Listing
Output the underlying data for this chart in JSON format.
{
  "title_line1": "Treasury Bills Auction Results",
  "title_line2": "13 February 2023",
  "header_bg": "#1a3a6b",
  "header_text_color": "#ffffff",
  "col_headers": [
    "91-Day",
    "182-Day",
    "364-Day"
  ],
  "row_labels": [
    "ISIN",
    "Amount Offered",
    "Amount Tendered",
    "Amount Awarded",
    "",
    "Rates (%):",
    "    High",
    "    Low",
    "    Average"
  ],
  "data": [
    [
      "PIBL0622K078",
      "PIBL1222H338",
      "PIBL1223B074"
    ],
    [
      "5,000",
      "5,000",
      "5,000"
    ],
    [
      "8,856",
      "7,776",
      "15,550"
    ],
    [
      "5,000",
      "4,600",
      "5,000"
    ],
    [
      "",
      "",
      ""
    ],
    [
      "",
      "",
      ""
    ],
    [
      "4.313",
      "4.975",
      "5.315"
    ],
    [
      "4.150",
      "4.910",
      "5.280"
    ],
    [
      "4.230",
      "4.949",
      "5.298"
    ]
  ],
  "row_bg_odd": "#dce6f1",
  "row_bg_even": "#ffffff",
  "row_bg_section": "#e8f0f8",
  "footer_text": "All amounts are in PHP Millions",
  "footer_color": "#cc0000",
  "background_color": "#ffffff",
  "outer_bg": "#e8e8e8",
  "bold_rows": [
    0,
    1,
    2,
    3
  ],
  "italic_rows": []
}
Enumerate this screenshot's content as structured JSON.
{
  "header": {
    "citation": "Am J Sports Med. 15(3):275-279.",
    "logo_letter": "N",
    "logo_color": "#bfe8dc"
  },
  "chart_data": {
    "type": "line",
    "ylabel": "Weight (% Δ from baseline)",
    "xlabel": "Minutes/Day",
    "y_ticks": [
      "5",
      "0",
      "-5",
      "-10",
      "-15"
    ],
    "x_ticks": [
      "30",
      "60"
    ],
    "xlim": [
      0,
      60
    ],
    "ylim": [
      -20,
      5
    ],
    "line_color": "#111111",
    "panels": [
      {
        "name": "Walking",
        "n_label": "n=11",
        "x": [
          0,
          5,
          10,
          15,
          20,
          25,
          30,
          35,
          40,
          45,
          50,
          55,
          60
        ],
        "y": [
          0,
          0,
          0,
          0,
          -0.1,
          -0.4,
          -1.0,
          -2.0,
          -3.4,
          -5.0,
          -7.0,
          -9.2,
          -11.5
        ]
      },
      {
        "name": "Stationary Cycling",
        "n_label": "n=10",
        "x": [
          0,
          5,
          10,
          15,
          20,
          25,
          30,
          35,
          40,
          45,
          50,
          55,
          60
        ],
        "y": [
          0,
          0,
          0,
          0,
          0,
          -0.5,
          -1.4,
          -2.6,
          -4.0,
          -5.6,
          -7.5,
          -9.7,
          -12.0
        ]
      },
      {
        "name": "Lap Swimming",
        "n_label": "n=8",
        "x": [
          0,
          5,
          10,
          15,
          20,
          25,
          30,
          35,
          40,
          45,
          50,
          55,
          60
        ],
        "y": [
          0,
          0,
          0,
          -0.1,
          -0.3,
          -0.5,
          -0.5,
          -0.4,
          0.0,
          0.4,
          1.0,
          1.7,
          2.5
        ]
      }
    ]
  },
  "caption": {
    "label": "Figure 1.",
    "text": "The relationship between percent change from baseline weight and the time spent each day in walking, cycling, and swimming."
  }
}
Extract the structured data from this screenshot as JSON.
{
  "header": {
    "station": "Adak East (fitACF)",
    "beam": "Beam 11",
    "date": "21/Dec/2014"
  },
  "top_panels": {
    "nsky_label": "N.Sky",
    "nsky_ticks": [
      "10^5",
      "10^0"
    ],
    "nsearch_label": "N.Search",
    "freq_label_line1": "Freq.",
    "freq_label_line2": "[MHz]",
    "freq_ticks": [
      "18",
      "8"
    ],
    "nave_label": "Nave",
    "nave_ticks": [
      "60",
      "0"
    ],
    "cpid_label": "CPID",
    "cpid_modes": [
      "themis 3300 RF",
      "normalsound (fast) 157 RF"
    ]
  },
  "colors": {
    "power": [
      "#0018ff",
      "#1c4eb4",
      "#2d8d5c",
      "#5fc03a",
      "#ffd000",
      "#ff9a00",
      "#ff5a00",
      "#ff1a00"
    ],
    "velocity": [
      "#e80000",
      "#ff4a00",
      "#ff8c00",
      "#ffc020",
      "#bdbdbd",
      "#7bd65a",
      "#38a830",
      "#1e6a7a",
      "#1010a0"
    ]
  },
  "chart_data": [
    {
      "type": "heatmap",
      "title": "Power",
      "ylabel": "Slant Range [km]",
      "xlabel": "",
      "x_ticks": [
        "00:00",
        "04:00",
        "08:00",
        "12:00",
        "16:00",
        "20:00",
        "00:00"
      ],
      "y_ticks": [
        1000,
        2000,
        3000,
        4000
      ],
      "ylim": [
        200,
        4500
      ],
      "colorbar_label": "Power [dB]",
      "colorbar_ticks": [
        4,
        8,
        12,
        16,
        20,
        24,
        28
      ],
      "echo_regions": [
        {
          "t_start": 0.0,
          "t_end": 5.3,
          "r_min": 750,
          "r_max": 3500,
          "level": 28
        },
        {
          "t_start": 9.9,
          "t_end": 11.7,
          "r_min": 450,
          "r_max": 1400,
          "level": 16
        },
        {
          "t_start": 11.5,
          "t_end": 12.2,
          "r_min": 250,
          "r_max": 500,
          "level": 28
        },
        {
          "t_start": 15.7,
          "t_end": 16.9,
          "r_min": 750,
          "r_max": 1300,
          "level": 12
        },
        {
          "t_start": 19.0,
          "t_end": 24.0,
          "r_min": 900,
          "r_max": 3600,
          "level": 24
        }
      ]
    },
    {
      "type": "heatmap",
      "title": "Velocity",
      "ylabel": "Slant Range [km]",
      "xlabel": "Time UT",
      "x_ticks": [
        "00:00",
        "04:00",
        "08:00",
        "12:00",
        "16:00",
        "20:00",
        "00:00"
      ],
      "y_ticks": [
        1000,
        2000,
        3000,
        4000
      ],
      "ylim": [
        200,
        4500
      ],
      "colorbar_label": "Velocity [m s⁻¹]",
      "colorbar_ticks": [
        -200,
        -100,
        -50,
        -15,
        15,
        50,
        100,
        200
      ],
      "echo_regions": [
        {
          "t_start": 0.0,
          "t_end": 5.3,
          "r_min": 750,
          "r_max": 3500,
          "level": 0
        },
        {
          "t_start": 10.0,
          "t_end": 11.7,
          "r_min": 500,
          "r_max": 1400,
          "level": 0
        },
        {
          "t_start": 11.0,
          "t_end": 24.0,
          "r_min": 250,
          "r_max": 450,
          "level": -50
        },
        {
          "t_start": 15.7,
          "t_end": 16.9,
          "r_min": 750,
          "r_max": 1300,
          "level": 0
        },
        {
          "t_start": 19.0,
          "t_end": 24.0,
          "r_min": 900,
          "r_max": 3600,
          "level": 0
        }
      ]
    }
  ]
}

Work to be completed
Write every entry out again exactly.

Task solution
Output the underlying data for this chart in JSON format.
{
  "title_line1": "Treasury Bills Auction Results",
  "title_line2": "13 February 2023",
  "header_bg": "#1a3a6b",
  "header_text_color": "#ffffff",
  "col_headers": [
    "91-Day",
    "182-Day",
    "364-Day"
  ],
  "row_labels": [
    "ISIN",
    "Amount Offered",
    "Amount Tendered",
    "Amount Awarded",
    "",
    "Rates (%):",
    "    High",
    "    Low",
    "    Average"
  ],
  "data": [
    [
      "PIBL0622K078",
      "PIBL1222H338",
      "PIBL1223B074"
    ],
    [
      "5,000",
      "5,000",
      "5,000"
    ],
    [
      "8,856",
      "7,776",
      "15,550"
    ],
    [
      "5,000",
      "4,600",
      "5,000"
    ],
    [
      "",
      "",
      ""
    ],
    [
      "",
      "",
      ""
    ],
    [
      "4.313",
      "4.975",
      "5.315"
    ],
    [
      "4.150",
      "4.910",
      "5.280"
    ],
    [
      "4.230",
      "4.949",
      "5.298"
    ]
  ],
  "row_bg_odd": "#dce6f1",
  "row_bg_even": "#ffffff",
  "row_bg_section": "#e8f0f8",
  "footer_text": "All amounts are in PHP Millions",
  "footer_color": "#cc0000",
  "background_color": "#ffffff",
  "outer_bg": "#e8e8e8",
  "bold_rows": [
    0,
    1,
    2,
    3
  ],
  "italic_rows": []
}
Enumerate this screenshot's content as structured JSON.
{
  "header": {
    "citation": "Am J Sports Med. 15(3):275-279.",
    "logo_letter": "N",
    "logo_color": "#bfe8dc"
  },
  "chart_data": {
    "type": "line",
    "ylabel": "Weight (% Δ from baseline)",
    "xlabel": "Minutes/Day",
    "y_ticks": [
      "5",
      "0",
      "-5",
      "-10",
      "-15"
    ],
    "x_ticks": [
      "30",
      "60"
    ],
    "xlim": [
      0,
      60
    ],
    "ylim": [
      -20,
      5
    ],
    "line_color": "#111111",
    "panels": [
      {
        "name": "Walking",
        "n_label": "n=11",
        "x": [
          0,
          5,
          10,
          15,
          20,
          25,
          30,
          35,
          40,
          45,
          50,
          55,
          60
        ],
        "y": [
          0,
          0,
          0,
          0,
          -0.1,
          -0.4,
          -1.0,
          -2.0,
          -3.4,
          -5.0,
          -7.0,
          -9.2,
          -11.5
        ]
      },
      {
        "name": "Stationary Cycling",
        "n_label": "n=10",
        "x": [
          0,
          5,
          10,
          15,
          20,
          25,
          30,
          35,
          40,
          45,
          50,
          55,
          60
        ],
        "y": [
          0,
          0,
          0,
          0,
          0,
          -0.5,
          -1.4,
          -2.6,
          -4.0,
          -5.6,
          -7.5,
          -9.7,
          -12.0
        ]
      },
      {
        "name": "Lap Swimming",
        "n_label": "n=8",
        "x": [
          0,
          5,
          10,
          15,
          20,
          25,
          30,
          35,
          40,
          45,
          50,
          55,
          60
        ],
        "y": [
          0,
          0,
          0,
          -0.1,
          -0.3,
          -0.5,
          -0.5,
          -0.4,
          0.0,
          0.4,
          1.0,
          1.7,
          2.5
        ]
      }
    ]
  },
  "caption": {
    "label": "Figure 1.",
    "text": "The relationship between percent change from baseline weight and the time spent each day in walking, cycling, and swimming."
  }
}
Extract the structured data from this screenshot as JSON.
{
  "header": {
    "station": "Adak East (fitACF)",
    "beam": "Beam 11",
    "date": "21/Dec/2014"
  },
  "top_panels": {
    "nsky_label": "N.Sky",
    "nsky_ticks": [
      "10^5",
      "10^0"
    ],
    "nsearch_label": "N.Search",
    "freq_label_line1": "Freq.",
    "freq_label_line2": "[MHz]",
    "freq_ticks": [
      "18",
      "8"
    ],
    "nave_label": "Nave",
    "nave_ticks": [
      "60",
      "0"
    ],
    "cpid_label": "CPID",
    "cpid_modes": [
      "themis 3300 RF",
      "normalsound (fast) 157 RF"
    ]
  },
  "colors": {
    "power": [
      "#0018ff",
      "#1c4eb4",
      "#2d8d5c",
      "#5fc03a",
      "#ffd000",
      "#ff9a00",
      "#ff5a00",
      "#ff1a00"
    ],
    "velocity": [
      "#e80000",
      "#ff4a00",
      "#ff8c00",
      "#ffc020",
      "#bdbdbd",
      "#7bd65a",
      "#38a830",
      "#1e6a7a",
      "#1010a0"
    ]
  },
  "chart_data": [
    {
      "type": "heatmap",
      "title": "Power",
      "ylabel": "Slant Range [km]",
      "xlabel": "",
      "x_ticks": [
        "00:00",
        "04:00",
        "08:00",
        "12:00",
        "16:00",
        "20:00",
        "00:00"
      ],
      "y_ticks": [
        1000,
        2000,
        3000,
        4000
      ],
      "ylim": [
        200,
        4500
      ],
      "colorbar_label": "Power [dB]",
      "colorbar_ticks": [
        4,
        8,
        12,
        16,
        20,
        24,
        28
      ],
      "echo_regions": [
        {
          "t_start": 0.0,
          "t_end": 5.3,
          "r_min": 750,
          "r_max": 3500,
          "level": 28
        },
        {
          "t_start": 9.9,
          "t_end": 11.7,
          "r_min": 450,
          "r_max": 1400,
          "level": 16
        },
        {
          "t_start": 11.5,
          "t_end": 12.2,
          "r_min": 250,
          "r_max": 500,
          "level": 28
        },
        {
          "t_start": 15.7,
          "t_end": 16.9,
          "r_min": 750,
          "r_max": 1300,
          "level": 12
        },
        {
          "t_start": 19.0,
          "t_end": 24.0,
          "r_min": 900,
          "r_max": 3600,
          "level": 24
        }
      ]
    },
    {
      "type": "heatmap",
      "title": "Velocity",
      "ylabel": "Slant Range [km]",
      "xlabel": "Time UT",
      "x_ticks": [
        "00:00",
        "04:00",
        "08:00",
        "12:00",
        "16:00",
        "20:00",
        "00:00"
      ],
      "y_ticks": [
        1000,
        2000,
        3000,
        4000
      ],
      "ylim": [
        200,
        4500
      ],
      "colorbar_label": "Velocity [m s⁻¹]",
      "colorbar_ticks": [
        -200,
        -100,
        -50,
        -15,
        15,
        50,
        100,
        200
      ],
      "echo_regions": [
        {
          "t_start": 0.0,
          "t_end": 5.3,
          "r_min": 750,
          "r_max": 3500,
          "level": 0
        },
        {
          "t_start": 10.0,
          "t_end": 11.7,
          "r_min": 500,
          "r_max": 1400,
          "level": 0
        },
        {
          "t_start": 11.0,
          "t_end": 24.0,
          "r_min": 250,
          "r_max": 450,
          "level": -50
        },
        {
          "t_start": 15.7,
          "t_end": 16.9,
          "r_min": 750,
          "r_max": 1300,
          "level": 0
        },
        {
          "t_start": 19.0,
          "t_end": 24.0,
          "r_min": 900,
          "r_max": 3600,
          "level": 0
        }
      ]
    }
  ]
}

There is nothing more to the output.